§ **PROBLEM STATEMENT**:
Scan the records for "JSON" and copy each line that contains it.

::::::

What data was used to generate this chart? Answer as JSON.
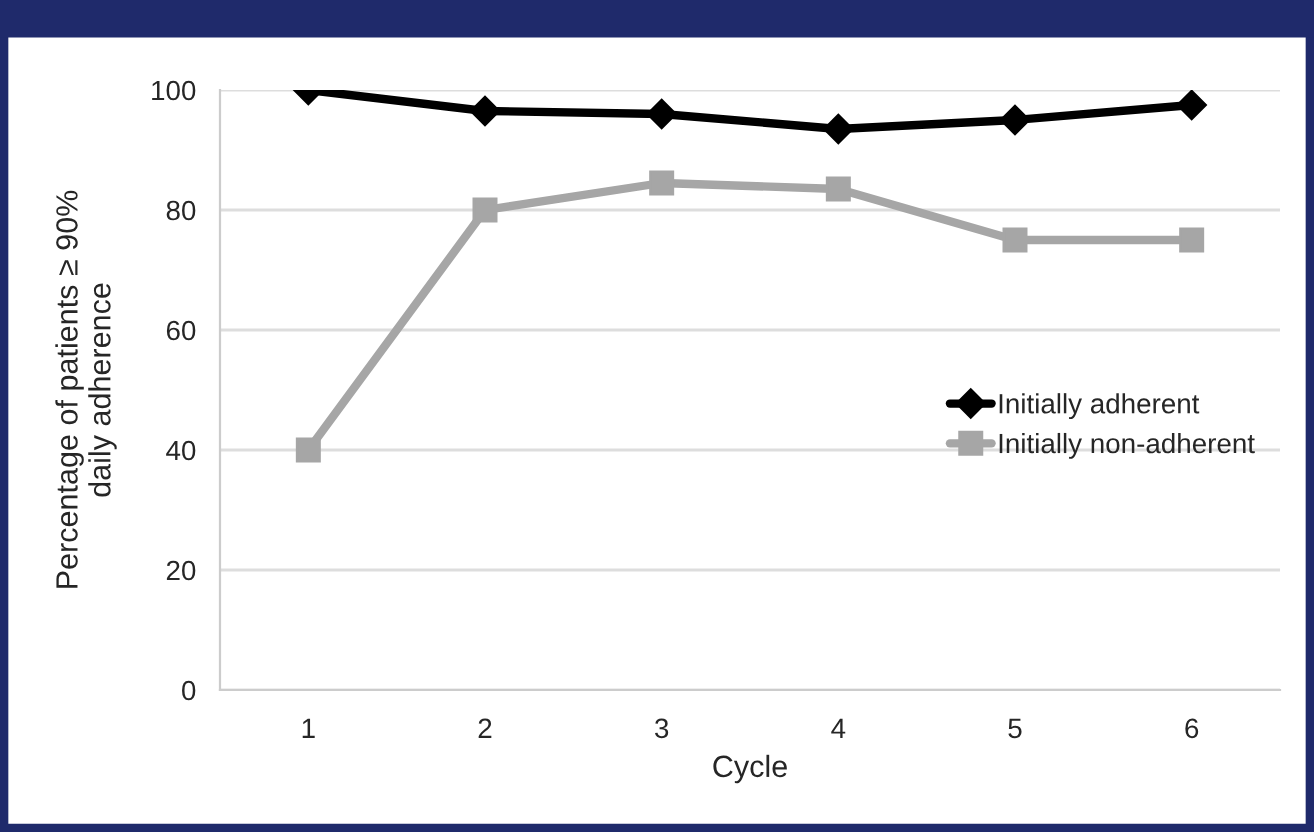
{
  "chart_data": {
    "type": "line",
    "xlabel": "Cycle",
    "ylabel": "Percentage of patients ≥ 90%\ndaily adherence",
    "categories": [
      "1",
      "2",
      "3",
      "4",
      "5",
      "6"
    ],
    "series": [
      {
        "name": "Initially adherent",
        "color": "#000000",
        "values": [
          100,
          96.5,
          96,
          93.5,
          95,
          97.5
        ],
        "marker": "diamond"
      },
      {
        "name": "Initially non-adherent",
        "color": "#a6a6a6",
        "values": [
          40,
          80,
          84.5,
          83.5,
          75,
          75
        ],
        "marker": "square"
      }
    ],
    "ylim": [
      0,
      100
    ],
    "yticks": [
      0,
      20,
      40,
      60,
      80,
      100
    ],
    "grid": "y",
    "legend": "right",
    "line_style": "solid"
  }
}
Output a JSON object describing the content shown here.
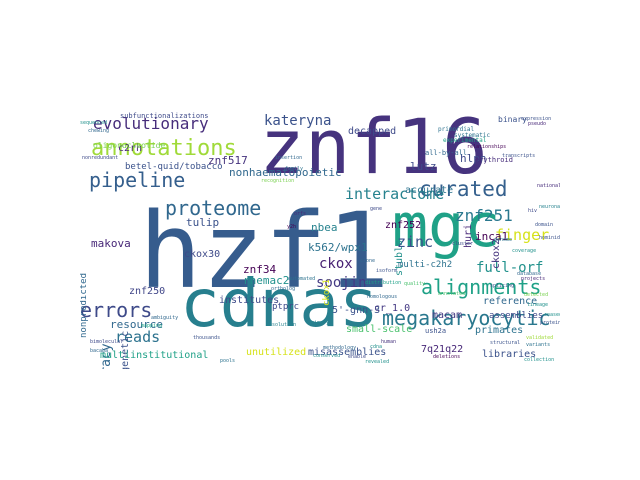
{
  "figure": {
    "type": "word-cloud",
    "background": "#ffffff",
    "palette": [
      "#440154",
      "#46337e",
      "#365c8d",
      "#277f8e",
      "#1fa187",
      "#4ac16d",
      "#a0da39",
      "#d6e21a"
    ]
  },
  "words": [
    {
      "text": "hzf1",
      "color": "#365c8d"
    },
    {
      "text": "znf16",
      "color": "#46337e"
    },
    {
      "text": "cdnas",
      "color": "#277f8e"
    },
    {
      "text": "mgc",
      "color": "#1fa187"
    },
    {
      "text": "alignments",
      "color": "#1fa187"
    },
    {
      "text": "megakaryocytic",
      "color": "#2a788e"
    },
    {
      "text": "annotations",
      "color": "#a0da39"
    },
    {
      "text": "pipeline",
      "color": "#355f8d"
    },
    {
      "text": "proteome",
      "color": "#31688e"
    },
    {
      "text": "errors",
      "color": "#3e4a89"
    },
    {
      "text": "curated",
      "color": "#35608d"
    },
    {
      "text": "evolutionary",
      "color": "#472d7b"
    },
    {
      "text": "kateryna",
      "color": "#3b528b"
    },
    {
      "text": "interactome",
      "color": "#26828e"
    },
    {
      "text": "znf251",
      "color": "#2a788e"
    },
    {
      "text": "soojin",
      "color": "#443983"
    },
    {
      "text": "ckox",
      "color": "#482173"
    },
    {
      "text": "zinc",
      "color": "#3b528b"
    },
    {
      "text": "full-orf",
      "color": "#21918c"
    },
    {
      "text": "finger",
      "color": "#d6e21a"
    },
    {
      "text": "reads",
      "color": "#2c728e"
    },
    {
      "text": "accuracy",
      "color": "#31688e"
    },
    {
      "text": "phylogenetic",
      "color": "#3b528b"
    },
    {
      "text": "nonhaematopoietic",
      "color": "#31688e"
    },
    {
      "text": "znf517",
      "color": "#46337e"
    },
    {
      "text": "tulip",
      "color": "#3b528b"
    },
    {
      "text": "makova",
      "color": "#482878"
    },
    {
      "text": "nbea",
      "color": "#26828e"
    },
    {
      "text": "k562/wpx1",
      "color": "#2c728e"
    },
    {
      "text": "ckox30",
      "color": "#3e4a89"
    },
    {
      "text": "znf34",
      "color": "#440154"
    },
    {
      "text": "znf250",
      "color": "#404688"
    },
    {
      "text": "resource",
      "color": "#31688e"
    },
    {
      "text": "multiinstitutional",
      "color": "#1fa187"
    },
    {
      "text": "unutilized",
      "color": "#d6e21a"
    },
    {
      "text": "misassemblies",
      "color": "#3b528b"
    },
    {
      "text": "institutes",
      "color": "#3e4a89"
    },
    {
      "text": "libraries",
      "color": "#3b528b"
    },
    {
      "text": "7q21q22",
      "color": "#482878"
    },
    {
      "text": "primates",
      "color": "#2c728e"
    },
    {
      "text": "macam",
      "color": "#443983"
    },
    {
      "text": "assemblies",
      "color": "#3e4a89"
    },
    {
      "text": "reference",
      "color": "#31688e"
    },
    {
      "text": "inca1",
      "color": "#440154"
    },
    {
      "text": "hlpn",
      "color": "#3e4a89"
    },
    {
      "text": "huri",
      "color": "#482878"
    },
    {
      "text": "ckox2",
      "color": "#46337e"
    },
    {
      "text": "lutz",
      "color": "#3e4a89"
    },
    {
      "text": "accurate",
      "color": "#2c728e"
    },
    {
      "text": "stubls",
      "color": "#21918c"
    },
    {
      "text": "multi-c2h2",
      "color": "#2c728e"
    },
    {
      "text": "znf252",
      "color": "#440154"
    },
    {
      "text": "5'-gnn-3",
      "color": "#3b528b"
    },
    {
      "text": "cr_1.0",
      "color": "#443983"
    },
    {
      "text": "small-scale",
      "color": "#4ac16d"
    },
    {
      "text": "rhemac2",
      "color": "#21918c"
    },
    {
      "text": "c2rh",
      "color": "#482878"
    },
    {
      "text": "betel-quid/tobacco",
      "color": "#3b528b"
    },
    {
      "text": "decapped",
      "color": "#3e4a89"
    },
    {
      "text": "nonpredicted",
      "color": "#31688e"
    },
    {
      "text": "ckox1",
      "color": "#d6e21a"
    },
    {
      "text": "nsmce2",
      "color": "#3b528b"
    },
    {
      "text": "erythroid",
      "color": "#472d7b"
    },
    {
      "text": "oligonucleotide",
      "color": "#7ad151"
    },
    {
      "text": "subfunctionalizations",
      "color": "#3e4a89"
    },
    {
      "text": "primordial",
      "color": "#2c728e"
    },
    {
      "text": "experimental",
      "color": "#1fa187"
    },
    {
      "text": "all-by-all",
      "color": "#31688e"
    },
    {
      "text": "ush2a",
      "color": "#3b528b"
    },
    {
      "text": "binary",
      "color": "#3b528b"
    },
    {
      "text": "systematic",
      "color": "#2c728e"
    },
    {
      "text": "national",
      "color": "#472d7b"
    },
    {
      "text": "collection",
      "color": "#21918c"
    },
    {
      "text": "sequenced",
      "color": "#21918c"
    },
    {
      "text": "chewing",
      "color": "#31688e"
    },
    {
      "text": "nonredundant",
      "color": "#3e4a89"
    },
    {
      "text": "expanded",
      "color": "#3b528b"
    },
    {
      "text": "distribution",
      "color": "#1fa187"
    },
    {
      "text": "quality",
      "color": "#4ac16d"
    },
    {
      "text": "insertion",
      "color": "#31688e"
    },
    {
      "text": "gene",
      "color": "#3e4a89"
    },
    {
      "text": "primary",
      "color": "#26828e"
    },
    {
      "text": "genome",
      "color": "#2c728e"
    },
    {
      "text": "kingdom",
      "color": "#3b528b"
    },
    {
      "text": "pseudo",
      "color": "#482878"
    },
    {
      "text": "neuronal",
      "color": "#26828e"
    },
    {
      "text": "relationships",
      "color": "#440154"
    },
    {
      "text": "transcripts",
      "color": "#3b528b"
    },
    {
      "text": "database",
      "color": "#31688e"
    },
    {
      "text": "detected",
      "color": "#7ad151"
    },
    {
      "text": "structural",
      "color": "#3b528b"
    },
    {
      "text": "methodology",
      "color": "#31688e"
    },
    {
      "text": "conserved",
      "color": "#21918c"
    },
    {
      "text": "deletions",
      "color": "#440154"
    },
    {
      "text": "thousands",
      "color": "#3b528b"
    },
    {
      "text": "pools",
      "color": "#2c728e"
    },
    {
      "text": "enable",
      "color": "#3e4a89"
    },
    {
      "text": "ambiguity",
      "color": "#31688e"
    },
    {
      "text": "mapping",
      "color": "#1fa187"
    },
    {
      "text": "revealed",
      "color": "#21918c"
    },
    {
      "text": "y2h",
      "color": "#440154"
    },
    {
      "text": "hiv",
      "color": "#3e4a89"
    },
    {
      "text": "domain",
      "color": "#3b528b"
    },
    {
      "text": "ortholog",
      "color": "#31688e"
    },
    {
      "text": "ptprc",
      "color": "#3e4a89"
    },
    {
      "text": "family",
      "color": "#2c728e"
    },
    {
      "text": "coverage",
      "color": "#21918c"
    },
    {
      "text": "splicing",
      "color": "#3b528b"
    },
    {
      "text": "annotated",
      "color": "#4ac16d"
    },
    {
      "text": "human",
      "color": "#46337e"
    },
    {
      "text": "protein",
      "color": "#3b528b"
    },
    {
      "text": "orfs",
      "color": "#482878"
    },
    {
      "text": "clone",
      "color": "#31688e"
    },
    {
      "text": "cdna",
      "color": "#21918c"
    },
    {
      "text": "isoform",
      "color": "#3b528b"
    },
    {
      "text": "automated",
      "color": "#2c728e"
    },
    {
      "text": "resolution",
      "color": "#26828e"
    },
    {
      "text": "recognition",
      "color": "#7ad151"
    },
    {
      "text": "homologous",
      "color": "#31688e"
    },
    {
      "text": "cluster",
      "color": "#3e4a89"
    },
    {
      "text": "validated",
      "color": "#a0da39"
    },
    {
      "text": "hominid",
      "color": "#3b528b"
    },
    {
      "text": "projects",
      "color": "#482878"
    },
    {
      "text": "lineage",
      "color": "#21918c"
    },
    {
      "text": "expression",
      "color": "#3b528b"
    },
    {
      "text": "variants",
      "color": "#2c728e"
    },
    {
      "text": "bacaba",
      "color": "#31688e"
    },
    {
      "text": "bimolecular",
      "color": "#3e4a89"
    },
    {
      "text": "rnaseq",
      "color": "#21918c"
    }
  ]
}
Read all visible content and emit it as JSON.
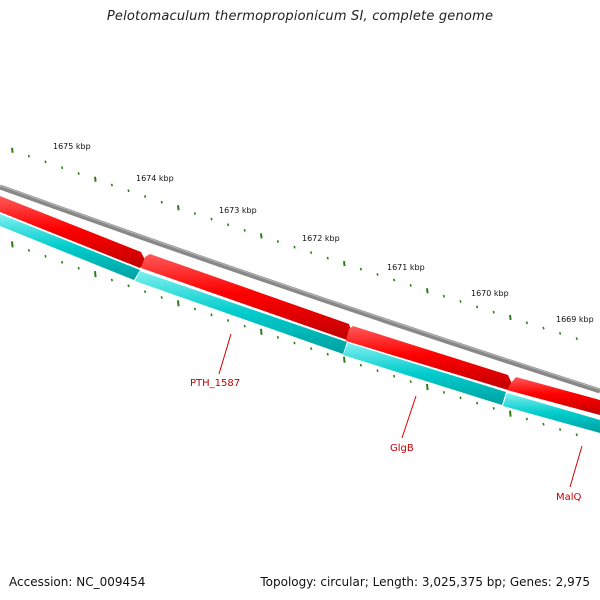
{
  "title": "Pelotomaculum thermopropionicum SI, complete genome",
  "footer": {
    "accession": "Accession: NC_009454",
    "summary": "Topology: circular; Length: 3,025,375 bp; Genes: 2,975"
  },
  "colors": {
    "backbone": "#808080",
    "forward_cds": "#ff0000",
    "reverse_cds": "#00cccc",
    "tick": "#2e7d1a",
    "gene_label": "#c80000"
  },
  "ruler": {
    "labels": [
      "1675 kbp",
      "1674 kbp",
      "1673 kbp",
      "1672 kbp",
      "1671 kbp",
      "1670 kbp",
      "1669 kbp"
    ]
  },
  "genes": [
    {
      "name": "PTH_1587"
    },
    {
      "name": "GlgB"
    },
    {
      "name": "MalQ"
    }
  ]
}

::::::

§ **RESULT OF THE EXERCISE**:
What data was used to generate this chart? Answer as JSON.
Output a JSON object describing the content shown here.
Read all visible content and emit it as JSON.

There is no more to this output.